◆ What to work on
From the data that follows, copy every line holding the string "Lock".

>> start Record set

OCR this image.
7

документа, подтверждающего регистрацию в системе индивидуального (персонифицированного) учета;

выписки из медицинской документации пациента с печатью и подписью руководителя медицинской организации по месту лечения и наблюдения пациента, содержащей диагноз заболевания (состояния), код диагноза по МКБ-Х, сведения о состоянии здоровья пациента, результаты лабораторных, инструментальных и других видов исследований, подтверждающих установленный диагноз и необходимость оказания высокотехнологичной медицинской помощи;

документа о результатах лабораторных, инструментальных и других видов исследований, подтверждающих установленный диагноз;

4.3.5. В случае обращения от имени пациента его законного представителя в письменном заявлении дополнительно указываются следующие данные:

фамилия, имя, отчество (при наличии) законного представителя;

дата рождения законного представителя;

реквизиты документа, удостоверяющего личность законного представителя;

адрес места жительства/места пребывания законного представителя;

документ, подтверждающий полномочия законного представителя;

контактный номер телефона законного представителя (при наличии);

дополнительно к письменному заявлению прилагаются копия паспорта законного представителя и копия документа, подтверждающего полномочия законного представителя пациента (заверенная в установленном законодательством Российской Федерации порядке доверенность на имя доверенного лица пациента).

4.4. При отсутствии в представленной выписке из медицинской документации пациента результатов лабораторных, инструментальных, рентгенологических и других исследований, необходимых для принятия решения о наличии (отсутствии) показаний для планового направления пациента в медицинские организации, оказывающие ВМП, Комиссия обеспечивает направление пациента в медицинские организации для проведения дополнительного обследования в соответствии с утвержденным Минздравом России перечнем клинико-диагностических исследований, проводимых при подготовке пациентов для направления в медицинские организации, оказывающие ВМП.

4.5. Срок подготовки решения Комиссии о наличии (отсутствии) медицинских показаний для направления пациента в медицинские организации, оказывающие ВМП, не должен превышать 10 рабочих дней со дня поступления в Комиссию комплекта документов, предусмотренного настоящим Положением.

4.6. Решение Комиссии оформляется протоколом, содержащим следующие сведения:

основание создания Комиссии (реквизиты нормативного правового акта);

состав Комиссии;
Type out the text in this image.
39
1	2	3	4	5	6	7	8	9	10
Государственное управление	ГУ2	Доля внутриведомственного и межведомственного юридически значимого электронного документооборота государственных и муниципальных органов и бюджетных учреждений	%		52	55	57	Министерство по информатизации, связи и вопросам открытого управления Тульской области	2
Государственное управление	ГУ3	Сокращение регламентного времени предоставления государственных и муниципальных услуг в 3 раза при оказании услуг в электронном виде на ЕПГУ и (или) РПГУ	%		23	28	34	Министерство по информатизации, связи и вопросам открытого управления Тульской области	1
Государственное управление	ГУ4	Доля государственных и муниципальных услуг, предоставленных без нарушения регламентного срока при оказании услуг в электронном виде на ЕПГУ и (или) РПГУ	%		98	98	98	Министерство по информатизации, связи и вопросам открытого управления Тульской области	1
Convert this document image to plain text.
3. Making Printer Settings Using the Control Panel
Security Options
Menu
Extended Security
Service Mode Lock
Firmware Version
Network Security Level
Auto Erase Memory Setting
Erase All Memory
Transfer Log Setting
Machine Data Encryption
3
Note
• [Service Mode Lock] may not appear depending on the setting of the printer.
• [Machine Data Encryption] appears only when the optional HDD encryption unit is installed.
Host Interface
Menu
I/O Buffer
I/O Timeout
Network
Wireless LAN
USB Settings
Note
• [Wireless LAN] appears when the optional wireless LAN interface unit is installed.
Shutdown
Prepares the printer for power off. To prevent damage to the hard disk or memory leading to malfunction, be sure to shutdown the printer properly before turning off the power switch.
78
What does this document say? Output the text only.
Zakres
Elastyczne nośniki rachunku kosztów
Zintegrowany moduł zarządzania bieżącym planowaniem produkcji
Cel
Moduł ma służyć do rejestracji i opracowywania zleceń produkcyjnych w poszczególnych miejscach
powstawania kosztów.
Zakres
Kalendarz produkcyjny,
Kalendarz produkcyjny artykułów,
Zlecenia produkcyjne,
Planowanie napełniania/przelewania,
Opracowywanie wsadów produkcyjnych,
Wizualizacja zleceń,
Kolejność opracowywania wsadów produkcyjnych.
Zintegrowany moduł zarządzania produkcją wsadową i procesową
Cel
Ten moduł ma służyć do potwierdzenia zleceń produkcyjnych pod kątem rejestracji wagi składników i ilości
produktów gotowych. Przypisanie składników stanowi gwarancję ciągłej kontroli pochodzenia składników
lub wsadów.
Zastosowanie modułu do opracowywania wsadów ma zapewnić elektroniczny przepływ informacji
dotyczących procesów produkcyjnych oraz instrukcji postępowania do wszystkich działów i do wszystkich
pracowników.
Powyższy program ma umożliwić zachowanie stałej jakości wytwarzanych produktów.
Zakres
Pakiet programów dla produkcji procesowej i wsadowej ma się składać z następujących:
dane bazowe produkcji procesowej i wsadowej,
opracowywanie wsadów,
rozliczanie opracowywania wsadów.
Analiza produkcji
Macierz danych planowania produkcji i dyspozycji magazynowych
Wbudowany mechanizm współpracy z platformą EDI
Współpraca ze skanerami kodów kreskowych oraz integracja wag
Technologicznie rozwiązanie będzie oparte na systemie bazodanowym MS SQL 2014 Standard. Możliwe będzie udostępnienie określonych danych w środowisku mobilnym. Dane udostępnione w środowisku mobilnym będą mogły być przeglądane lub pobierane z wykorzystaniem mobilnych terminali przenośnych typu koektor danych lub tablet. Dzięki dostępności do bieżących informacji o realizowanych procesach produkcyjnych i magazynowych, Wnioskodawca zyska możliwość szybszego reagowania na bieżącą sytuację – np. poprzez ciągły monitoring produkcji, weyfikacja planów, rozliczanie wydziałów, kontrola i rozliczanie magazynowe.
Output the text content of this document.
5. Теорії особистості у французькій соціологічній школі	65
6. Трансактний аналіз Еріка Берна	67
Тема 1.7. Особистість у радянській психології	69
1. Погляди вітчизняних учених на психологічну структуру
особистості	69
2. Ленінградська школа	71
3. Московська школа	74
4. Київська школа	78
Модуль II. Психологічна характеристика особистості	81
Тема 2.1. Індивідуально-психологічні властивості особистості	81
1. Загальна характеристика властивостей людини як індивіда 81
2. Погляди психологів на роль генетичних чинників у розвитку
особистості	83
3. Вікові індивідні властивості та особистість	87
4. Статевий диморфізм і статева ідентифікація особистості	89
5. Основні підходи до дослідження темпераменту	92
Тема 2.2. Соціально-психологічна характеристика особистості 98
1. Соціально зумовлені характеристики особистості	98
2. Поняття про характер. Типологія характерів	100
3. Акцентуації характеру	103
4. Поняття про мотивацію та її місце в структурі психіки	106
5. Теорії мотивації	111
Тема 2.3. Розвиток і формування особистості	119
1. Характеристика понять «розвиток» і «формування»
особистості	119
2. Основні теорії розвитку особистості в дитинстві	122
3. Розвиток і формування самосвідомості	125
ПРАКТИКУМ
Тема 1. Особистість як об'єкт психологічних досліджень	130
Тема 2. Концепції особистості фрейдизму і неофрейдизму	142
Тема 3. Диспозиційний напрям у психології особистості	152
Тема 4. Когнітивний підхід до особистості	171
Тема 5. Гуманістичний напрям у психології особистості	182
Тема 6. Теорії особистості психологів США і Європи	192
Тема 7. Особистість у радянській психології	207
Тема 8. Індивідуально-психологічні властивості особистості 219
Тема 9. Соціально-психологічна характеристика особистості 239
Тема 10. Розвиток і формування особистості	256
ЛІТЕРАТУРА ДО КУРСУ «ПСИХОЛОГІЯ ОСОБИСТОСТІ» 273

>> end Record set

◆ Reply to the task
Service Mode Lock
• [Service Mode Lock] may not appear depending on the setting of the printer.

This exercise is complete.